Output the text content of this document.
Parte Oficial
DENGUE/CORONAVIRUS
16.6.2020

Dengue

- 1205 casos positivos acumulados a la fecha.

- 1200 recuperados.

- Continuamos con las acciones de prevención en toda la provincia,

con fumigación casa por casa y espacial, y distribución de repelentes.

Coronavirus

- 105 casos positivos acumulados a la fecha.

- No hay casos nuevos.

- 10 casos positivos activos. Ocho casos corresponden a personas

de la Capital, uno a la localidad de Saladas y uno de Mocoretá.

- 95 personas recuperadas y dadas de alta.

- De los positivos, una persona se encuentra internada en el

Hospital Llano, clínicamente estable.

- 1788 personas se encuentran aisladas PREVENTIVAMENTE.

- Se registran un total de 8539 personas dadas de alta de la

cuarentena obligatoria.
════
Work request: The answer must consist of each line from the data that includes the string "alta".

Solution to the problem:
- 95 personas recuperadas y dadas de alta.
- Se registran un total de 8539 personas dadas de alta de la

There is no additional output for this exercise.